What is needed:
A line counts if it contains the string "виду"; say how many such lines there are, giving only the number.

A block of data:
-- begin --

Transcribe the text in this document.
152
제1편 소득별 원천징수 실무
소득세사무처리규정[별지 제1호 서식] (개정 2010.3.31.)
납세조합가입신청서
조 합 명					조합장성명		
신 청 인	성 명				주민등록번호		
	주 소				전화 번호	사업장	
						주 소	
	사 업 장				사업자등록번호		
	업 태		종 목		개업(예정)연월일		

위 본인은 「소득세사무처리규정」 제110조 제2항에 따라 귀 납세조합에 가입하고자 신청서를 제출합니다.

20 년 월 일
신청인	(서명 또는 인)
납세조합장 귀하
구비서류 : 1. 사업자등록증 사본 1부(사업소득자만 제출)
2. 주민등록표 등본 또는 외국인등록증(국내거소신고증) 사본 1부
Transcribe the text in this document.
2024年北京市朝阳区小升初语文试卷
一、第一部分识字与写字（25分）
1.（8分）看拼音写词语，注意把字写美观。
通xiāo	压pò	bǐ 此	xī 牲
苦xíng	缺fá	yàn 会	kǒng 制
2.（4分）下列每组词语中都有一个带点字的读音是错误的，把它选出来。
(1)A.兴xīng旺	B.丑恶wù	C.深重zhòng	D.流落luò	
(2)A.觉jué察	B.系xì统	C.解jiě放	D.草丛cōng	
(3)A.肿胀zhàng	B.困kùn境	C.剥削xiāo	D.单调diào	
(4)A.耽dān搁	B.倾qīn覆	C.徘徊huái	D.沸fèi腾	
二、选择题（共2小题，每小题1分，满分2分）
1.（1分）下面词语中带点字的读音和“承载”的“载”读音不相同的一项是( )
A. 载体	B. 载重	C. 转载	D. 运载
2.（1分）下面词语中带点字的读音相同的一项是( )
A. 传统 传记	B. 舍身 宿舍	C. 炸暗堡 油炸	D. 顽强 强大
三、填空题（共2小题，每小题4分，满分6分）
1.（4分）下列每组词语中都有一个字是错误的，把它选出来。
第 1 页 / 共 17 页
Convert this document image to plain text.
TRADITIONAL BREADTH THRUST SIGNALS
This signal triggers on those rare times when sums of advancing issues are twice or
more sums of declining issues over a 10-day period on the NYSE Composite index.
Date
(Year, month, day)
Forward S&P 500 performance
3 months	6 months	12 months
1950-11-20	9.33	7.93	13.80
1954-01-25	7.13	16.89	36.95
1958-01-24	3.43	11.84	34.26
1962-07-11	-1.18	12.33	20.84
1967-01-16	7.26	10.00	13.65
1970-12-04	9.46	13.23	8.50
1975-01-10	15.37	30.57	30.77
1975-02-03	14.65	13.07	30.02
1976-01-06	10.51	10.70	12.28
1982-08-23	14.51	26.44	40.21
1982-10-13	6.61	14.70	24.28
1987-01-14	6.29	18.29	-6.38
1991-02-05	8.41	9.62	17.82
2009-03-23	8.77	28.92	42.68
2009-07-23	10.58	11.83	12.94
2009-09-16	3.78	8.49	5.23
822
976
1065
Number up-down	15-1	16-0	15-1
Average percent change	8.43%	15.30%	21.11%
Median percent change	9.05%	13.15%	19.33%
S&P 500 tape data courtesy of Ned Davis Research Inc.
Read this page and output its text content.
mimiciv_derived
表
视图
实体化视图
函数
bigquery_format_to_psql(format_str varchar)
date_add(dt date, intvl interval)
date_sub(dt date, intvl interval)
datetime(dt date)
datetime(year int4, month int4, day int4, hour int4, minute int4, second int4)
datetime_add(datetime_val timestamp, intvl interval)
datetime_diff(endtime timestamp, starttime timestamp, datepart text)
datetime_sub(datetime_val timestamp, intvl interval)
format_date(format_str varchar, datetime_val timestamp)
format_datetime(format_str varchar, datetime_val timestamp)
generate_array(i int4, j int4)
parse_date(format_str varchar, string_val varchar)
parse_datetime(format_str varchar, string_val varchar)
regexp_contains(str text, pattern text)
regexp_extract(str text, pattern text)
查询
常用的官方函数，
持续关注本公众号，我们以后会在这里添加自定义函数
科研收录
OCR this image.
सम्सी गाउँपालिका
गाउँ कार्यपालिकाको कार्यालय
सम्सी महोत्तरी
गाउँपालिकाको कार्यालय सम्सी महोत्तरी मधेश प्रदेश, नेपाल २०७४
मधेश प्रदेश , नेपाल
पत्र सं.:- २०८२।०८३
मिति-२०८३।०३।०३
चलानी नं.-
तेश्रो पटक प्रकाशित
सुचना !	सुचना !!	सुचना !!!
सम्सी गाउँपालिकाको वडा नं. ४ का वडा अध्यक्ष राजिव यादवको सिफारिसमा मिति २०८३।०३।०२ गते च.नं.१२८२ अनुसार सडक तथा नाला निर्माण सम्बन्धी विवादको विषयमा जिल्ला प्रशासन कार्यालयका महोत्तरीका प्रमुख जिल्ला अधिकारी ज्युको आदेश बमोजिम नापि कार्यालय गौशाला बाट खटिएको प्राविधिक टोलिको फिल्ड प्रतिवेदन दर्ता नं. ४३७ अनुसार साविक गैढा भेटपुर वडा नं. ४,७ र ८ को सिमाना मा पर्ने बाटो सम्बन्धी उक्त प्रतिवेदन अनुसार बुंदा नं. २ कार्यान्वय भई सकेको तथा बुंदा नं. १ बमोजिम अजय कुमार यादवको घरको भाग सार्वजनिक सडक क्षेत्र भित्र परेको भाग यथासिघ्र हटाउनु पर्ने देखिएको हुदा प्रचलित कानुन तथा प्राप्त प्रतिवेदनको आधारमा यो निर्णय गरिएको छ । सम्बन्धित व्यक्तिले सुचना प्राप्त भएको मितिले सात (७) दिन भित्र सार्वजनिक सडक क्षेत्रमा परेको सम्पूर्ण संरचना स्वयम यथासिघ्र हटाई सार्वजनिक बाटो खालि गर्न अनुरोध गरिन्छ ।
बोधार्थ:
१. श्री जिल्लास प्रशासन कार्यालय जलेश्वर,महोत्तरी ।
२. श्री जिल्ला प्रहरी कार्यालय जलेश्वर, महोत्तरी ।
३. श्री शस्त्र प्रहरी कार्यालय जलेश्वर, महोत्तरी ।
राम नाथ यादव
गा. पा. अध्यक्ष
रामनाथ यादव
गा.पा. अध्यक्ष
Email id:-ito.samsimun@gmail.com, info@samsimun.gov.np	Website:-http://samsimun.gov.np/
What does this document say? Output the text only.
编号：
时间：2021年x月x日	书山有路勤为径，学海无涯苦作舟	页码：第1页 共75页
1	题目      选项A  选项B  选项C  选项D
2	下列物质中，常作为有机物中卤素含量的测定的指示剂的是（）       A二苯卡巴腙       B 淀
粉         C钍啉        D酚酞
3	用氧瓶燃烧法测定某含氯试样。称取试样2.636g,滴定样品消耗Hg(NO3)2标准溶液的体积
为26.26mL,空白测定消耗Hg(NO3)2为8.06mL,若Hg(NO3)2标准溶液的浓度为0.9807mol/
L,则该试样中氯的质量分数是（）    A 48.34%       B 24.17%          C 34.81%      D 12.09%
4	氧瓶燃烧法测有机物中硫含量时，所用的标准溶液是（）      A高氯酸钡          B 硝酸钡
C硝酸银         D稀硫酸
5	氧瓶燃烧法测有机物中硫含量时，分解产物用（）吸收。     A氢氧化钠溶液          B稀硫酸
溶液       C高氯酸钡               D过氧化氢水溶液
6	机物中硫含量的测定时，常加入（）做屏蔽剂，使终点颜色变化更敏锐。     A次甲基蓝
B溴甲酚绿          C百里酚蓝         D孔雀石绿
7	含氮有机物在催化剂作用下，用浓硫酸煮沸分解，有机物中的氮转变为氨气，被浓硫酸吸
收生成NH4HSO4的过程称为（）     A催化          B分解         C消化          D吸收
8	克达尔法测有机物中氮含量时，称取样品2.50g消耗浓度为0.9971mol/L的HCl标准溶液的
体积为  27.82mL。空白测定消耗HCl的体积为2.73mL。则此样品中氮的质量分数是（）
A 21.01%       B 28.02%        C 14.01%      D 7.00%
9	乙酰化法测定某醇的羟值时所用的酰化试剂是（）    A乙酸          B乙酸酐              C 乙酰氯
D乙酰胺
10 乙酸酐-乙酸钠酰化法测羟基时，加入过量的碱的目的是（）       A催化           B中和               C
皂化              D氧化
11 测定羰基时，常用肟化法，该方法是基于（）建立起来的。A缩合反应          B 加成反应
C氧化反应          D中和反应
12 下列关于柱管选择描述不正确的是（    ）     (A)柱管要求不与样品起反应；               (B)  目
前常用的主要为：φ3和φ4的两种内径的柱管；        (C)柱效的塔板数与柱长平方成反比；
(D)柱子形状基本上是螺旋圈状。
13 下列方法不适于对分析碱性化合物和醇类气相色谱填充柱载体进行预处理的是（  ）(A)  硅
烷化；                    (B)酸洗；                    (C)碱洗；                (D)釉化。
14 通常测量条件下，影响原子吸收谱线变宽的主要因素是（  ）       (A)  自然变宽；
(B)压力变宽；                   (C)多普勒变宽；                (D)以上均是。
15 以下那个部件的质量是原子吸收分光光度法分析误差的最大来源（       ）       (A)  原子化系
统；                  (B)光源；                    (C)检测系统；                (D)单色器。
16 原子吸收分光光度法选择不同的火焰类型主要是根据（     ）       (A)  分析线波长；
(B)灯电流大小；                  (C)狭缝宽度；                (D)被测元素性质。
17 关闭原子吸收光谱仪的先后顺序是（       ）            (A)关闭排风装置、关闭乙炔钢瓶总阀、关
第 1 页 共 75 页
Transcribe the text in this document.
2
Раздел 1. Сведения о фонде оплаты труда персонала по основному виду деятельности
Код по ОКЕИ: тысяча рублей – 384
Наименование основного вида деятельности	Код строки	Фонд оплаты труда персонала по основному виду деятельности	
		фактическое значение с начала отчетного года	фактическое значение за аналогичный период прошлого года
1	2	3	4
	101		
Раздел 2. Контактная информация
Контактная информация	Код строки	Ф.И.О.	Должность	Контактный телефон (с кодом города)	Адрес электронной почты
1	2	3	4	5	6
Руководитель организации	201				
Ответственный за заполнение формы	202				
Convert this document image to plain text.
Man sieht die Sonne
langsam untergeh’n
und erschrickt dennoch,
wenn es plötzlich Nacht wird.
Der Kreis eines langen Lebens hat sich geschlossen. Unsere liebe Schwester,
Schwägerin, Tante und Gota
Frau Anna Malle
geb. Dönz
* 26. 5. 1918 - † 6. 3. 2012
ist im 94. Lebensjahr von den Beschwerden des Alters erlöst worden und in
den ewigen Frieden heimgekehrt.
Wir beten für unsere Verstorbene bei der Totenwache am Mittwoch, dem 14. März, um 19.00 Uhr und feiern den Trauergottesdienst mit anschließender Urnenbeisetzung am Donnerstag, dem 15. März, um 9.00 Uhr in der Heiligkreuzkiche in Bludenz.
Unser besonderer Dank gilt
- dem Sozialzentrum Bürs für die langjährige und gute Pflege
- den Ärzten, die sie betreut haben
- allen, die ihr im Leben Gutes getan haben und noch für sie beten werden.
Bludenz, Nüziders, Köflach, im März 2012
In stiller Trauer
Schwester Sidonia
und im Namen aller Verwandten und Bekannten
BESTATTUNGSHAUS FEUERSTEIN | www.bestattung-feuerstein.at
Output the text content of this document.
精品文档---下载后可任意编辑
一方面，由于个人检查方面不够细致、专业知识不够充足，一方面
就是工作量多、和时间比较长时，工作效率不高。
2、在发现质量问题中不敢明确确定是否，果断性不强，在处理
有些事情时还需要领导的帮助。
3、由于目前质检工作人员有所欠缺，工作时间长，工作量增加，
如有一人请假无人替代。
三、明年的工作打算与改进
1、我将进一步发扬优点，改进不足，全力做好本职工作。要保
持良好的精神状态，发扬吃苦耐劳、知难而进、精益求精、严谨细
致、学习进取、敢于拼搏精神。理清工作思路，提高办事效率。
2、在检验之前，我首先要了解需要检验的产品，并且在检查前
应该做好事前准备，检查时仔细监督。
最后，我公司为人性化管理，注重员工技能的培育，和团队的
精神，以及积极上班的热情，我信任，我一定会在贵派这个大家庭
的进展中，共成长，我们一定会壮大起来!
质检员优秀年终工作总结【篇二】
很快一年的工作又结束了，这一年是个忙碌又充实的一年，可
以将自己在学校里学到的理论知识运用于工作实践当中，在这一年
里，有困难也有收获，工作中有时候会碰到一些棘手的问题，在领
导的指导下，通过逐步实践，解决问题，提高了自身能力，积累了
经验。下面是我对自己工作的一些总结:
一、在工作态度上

-- end --

Final result:
2